## Set task
Retype the data that follows line by line, exactly, and leave its pictures out.

(Stored items)
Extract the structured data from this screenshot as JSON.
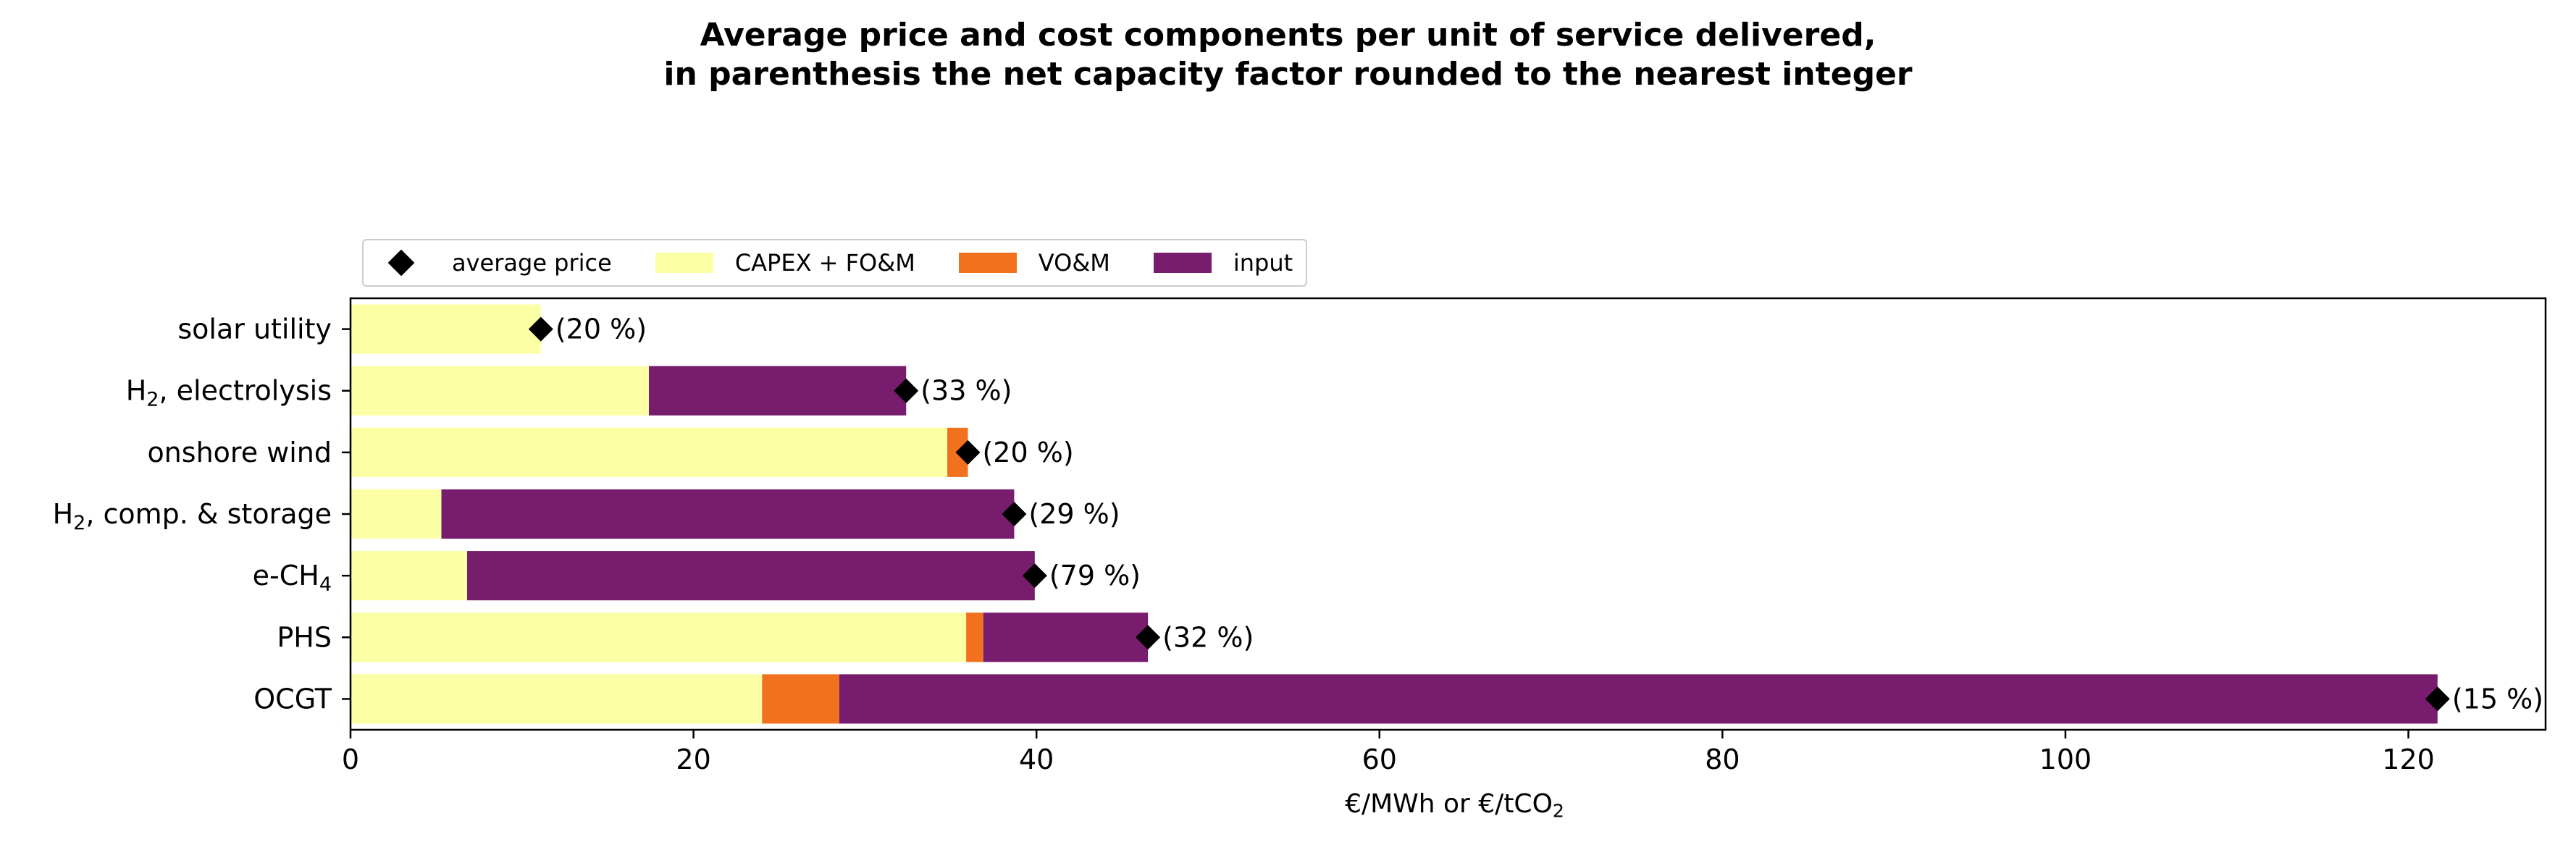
{
  "chart_data": {
    "type": "bar",
    "orientation": "horizontal",
    "stacked": true,
    "title_lines": [
      "Average price and cost components per unit of service delivered,",
      "in parenthesis the net capacity factor rounded to the nearest integer"
    ],
    "xlabel_main": "€/MWh or €/tCO",
    "xlabel_sub": "2",
    "xlim": [
      0,
      128
    ],
    "xticks": [
      0,
      20,
      40,
      60,
      80,
      100,
      120
    ],
    "legend_placement": "top-left, above plot",
    "categories": [
      {
        "main": "solar utility",
        "sub": "",
        "rest": ""
      },
      {
        "main": "H",
        "sub": "2",
        "rest": ", electrolysis"
      },
      {
        "main": "onshore wind",
        "sub": "",
        "rest": ""
      },
      {
        "main": "H",
        "sub": "2",
        "rest": ", comp. & storage"
      },
      {
        "main": "e-CH",
        "sub": "4",
        "rest": ""
      },
      {
        "main": "PHS",
        "sub": "",
        "rest": ""
      },
      {
        "main": "OCGT",
        "sub": "",
        "rest": ""
      }
    ],
    "series": [
      {
        "name": "CAPEX + FO&M",
        "color": "#fcffa4",
        "values": [
          11.1,
          17.4,
          34.8,
          5.3,
          6.8,
          35.9,
          24.0
        ]
      },
      {
        "name": "VO&M",
        "color": "#f1711f",
        "values": [
          0.0,
          0.0,
          1.2,
          0.0,
          0.0,
          1.0,
          4.5
        ]
      },
      {
        "name": "input",
        "color": "#781c6d",
        "values": [
          0.0,
          15.0,
          0.0,
          33.4,
          33.1,
          9.6,
          93.2
        ]
      }
    ],
    "average_price": {
      "name": "average price",
      "color": "#000000",
      "values": [
        11.1,
        32.4,
        36.0,
        38.7,
        39.9,
        46.5,
        121.7
      ]
    },
    "capacity_factor_labels": [
      "(20 %)",
      "(33 %)",
      "(20 %)",
      "(29 %)",
      "(79 %)",
      "(32 %)",
      "(15 %)"
    ]
  }
}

## The output
Extract the structured data from this screenshot as JSON.
{
  "chart_data": {
    "type": "bar",
    "orientation": "horizontal",
    "stacked": true,
    "title_lines": [
      "Average price and cost components per unit of service delivered,",
      "in parenthesis the net capacity factor rounded to the nearest integer"
    ],
    "xlabel_main": "€/MWh or €/tCO",
    "xlabel_sub": "2",
    "xlim": [
      0,
      128
    ],
    "xticks": [
      0,
      20,
      40,
      60,
      80,
      100,
      120
    ],
    "legend_placement": "top-left, above plot",
    "categories": [
      {
        "main": "solar utility",
        "sub": "",
        "rest": ""
      },
      {
        "main": "H",
        "sub": "2",
        "rest": ", electrolysis"
      },
      {
        "main": "onshore wind",
        "sub": "",
        "rest": ""
      },
      {
        "main": "H",
        "sub": "2",
        "rest": ", comp. & storage"
      },
      {
        "main": "e-CH",
        "sub": "4",
        "rest": ""
      },
      {
        "main": "PHS",
        "sub": "",
        "rest": ""
      },
      {
        "main": "OCGT",
        "sub": "",
        "rest": ""
      }
    ],
    "series": [
      {
        "name": "CAPEX + FO&M",
        "color": "#fcffa4",
        "values": [
          11.1,
          17.4,
          34.8,
          5.3,
          6.8,
          35.9,
          24.0
        ]
      },
      {
        "name": "VO&M",
        "color": "#f1711f",
        "values": [
          0.0,
          0.0,
          1.2,
          0.0,
          0.0,
          1.0,
          4.5
        ]
      },
      {
        "name": "input",
        "color": "#781c6d",
        "values": [
          0.0,
          15.0,
          0.0,
          33.4,
          33.1,
          9.6,
          93.2
        ]
      }
    ],
    "average_price": {
      "name": "average price",
      "color": "#000000",
      "values": [
        11.1,
        32.4,
        36.0,
        38.7,
        39.9,
        46.5,
        121.7
      ]
    },
    "capacity_factor_labels": [
      "(20 %)",
      "(33 %)",
      "(20 %)",
      "(29 %)",
      "(79 %)",
      "(32 %)",
      "(15 %)"
    ]
  }
}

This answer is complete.